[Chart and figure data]
● ● ●
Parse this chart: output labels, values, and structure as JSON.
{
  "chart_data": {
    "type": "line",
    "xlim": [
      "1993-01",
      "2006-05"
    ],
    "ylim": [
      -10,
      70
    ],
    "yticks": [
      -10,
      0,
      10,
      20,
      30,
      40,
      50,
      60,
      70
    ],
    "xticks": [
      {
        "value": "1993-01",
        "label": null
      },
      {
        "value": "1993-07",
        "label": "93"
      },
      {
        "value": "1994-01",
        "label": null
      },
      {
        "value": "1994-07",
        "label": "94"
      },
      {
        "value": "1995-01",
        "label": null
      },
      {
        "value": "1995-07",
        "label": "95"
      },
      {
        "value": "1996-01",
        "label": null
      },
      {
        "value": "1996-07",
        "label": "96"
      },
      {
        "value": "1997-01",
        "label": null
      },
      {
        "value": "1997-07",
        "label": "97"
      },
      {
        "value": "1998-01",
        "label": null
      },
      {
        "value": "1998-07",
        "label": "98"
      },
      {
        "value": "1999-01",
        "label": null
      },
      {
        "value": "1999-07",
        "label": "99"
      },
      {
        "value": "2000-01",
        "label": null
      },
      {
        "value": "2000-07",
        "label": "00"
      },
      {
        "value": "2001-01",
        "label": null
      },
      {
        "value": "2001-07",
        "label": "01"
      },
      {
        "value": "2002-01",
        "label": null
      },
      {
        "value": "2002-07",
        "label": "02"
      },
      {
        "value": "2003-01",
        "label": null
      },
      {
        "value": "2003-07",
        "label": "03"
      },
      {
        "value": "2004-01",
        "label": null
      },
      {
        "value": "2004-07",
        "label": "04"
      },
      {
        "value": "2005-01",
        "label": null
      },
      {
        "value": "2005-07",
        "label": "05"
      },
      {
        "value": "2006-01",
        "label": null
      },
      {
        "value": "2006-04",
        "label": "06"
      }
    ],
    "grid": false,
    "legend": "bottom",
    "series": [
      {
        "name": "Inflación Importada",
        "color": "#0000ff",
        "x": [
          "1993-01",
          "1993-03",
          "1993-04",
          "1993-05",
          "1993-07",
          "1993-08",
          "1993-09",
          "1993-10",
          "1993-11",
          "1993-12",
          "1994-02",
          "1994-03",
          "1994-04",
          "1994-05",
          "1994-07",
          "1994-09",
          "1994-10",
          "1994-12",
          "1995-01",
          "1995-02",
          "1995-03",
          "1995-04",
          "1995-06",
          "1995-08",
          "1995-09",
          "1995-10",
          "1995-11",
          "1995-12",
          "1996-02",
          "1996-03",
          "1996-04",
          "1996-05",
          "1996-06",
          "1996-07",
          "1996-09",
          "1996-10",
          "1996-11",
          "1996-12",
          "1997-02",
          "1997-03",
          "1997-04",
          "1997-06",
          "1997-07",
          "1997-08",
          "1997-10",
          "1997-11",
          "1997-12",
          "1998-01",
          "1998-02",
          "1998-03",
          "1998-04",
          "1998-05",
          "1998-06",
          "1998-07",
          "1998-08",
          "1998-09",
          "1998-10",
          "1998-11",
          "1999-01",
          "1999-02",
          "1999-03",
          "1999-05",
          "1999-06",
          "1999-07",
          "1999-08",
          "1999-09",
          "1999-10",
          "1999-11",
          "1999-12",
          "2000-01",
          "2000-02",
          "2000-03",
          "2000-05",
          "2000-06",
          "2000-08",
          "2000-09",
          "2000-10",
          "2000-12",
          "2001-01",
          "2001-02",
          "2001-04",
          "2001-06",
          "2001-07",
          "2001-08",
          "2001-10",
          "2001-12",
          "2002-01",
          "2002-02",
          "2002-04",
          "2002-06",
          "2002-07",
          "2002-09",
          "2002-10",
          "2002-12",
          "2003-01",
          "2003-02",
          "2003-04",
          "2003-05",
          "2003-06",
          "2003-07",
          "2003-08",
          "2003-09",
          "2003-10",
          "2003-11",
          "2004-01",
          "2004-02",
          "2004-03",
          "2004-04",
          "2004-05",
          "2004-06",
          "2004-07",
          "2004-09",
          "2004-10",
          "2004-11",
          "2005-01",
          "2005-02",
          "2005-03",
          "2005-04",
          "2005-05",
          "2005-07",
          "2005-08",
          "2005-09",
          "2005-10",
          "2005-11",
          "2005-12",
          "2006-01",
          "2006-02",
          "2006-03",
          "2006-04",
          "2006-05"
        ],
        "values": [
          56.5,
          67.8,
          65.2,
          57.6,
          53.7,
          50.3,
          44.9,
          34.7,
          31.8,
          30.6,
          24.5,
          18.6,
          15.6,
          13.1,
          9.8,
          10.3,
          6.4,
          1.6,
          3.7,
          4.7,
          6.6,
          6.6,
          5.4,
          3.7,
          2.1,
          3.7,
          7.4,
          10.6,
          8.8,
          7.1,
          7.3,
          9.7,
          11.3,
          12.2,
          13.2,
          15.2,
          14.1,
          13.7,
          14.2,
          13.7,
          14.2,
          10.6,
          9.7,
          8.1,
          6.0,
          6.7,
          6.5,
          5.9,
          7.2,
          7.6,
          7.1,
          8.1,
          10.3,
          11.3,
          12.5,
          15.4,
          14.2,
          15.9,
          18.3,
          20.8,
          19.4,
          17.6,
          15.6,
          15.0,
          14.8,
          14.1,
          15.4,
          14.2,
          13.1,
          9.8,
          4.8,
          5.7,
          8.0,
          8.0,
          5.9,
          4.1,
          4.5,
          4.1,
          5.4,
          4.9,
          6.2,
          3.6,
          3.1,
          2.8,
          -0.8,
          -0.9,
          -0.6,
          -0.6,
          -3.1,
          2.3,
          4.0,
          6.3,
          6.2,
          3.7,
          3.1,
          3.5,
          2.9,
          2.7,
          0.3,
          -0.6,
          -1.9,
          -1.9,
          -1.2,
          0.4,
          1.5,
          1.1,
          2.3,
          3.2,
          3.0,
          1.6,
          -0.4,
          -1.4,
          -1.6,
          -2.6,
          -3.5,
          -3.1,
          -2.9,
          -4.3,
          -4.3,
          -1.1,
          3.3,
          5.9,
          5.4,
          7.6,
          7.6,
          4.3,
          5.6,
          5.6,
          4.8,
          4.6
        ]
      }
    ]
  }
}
● ● ●
▸ **Prompt**
Look through the material and copy each line that has "values".

▸ **Solution for this task**
Parse this chart: output labels, values, and structure as JSON.
        "values": [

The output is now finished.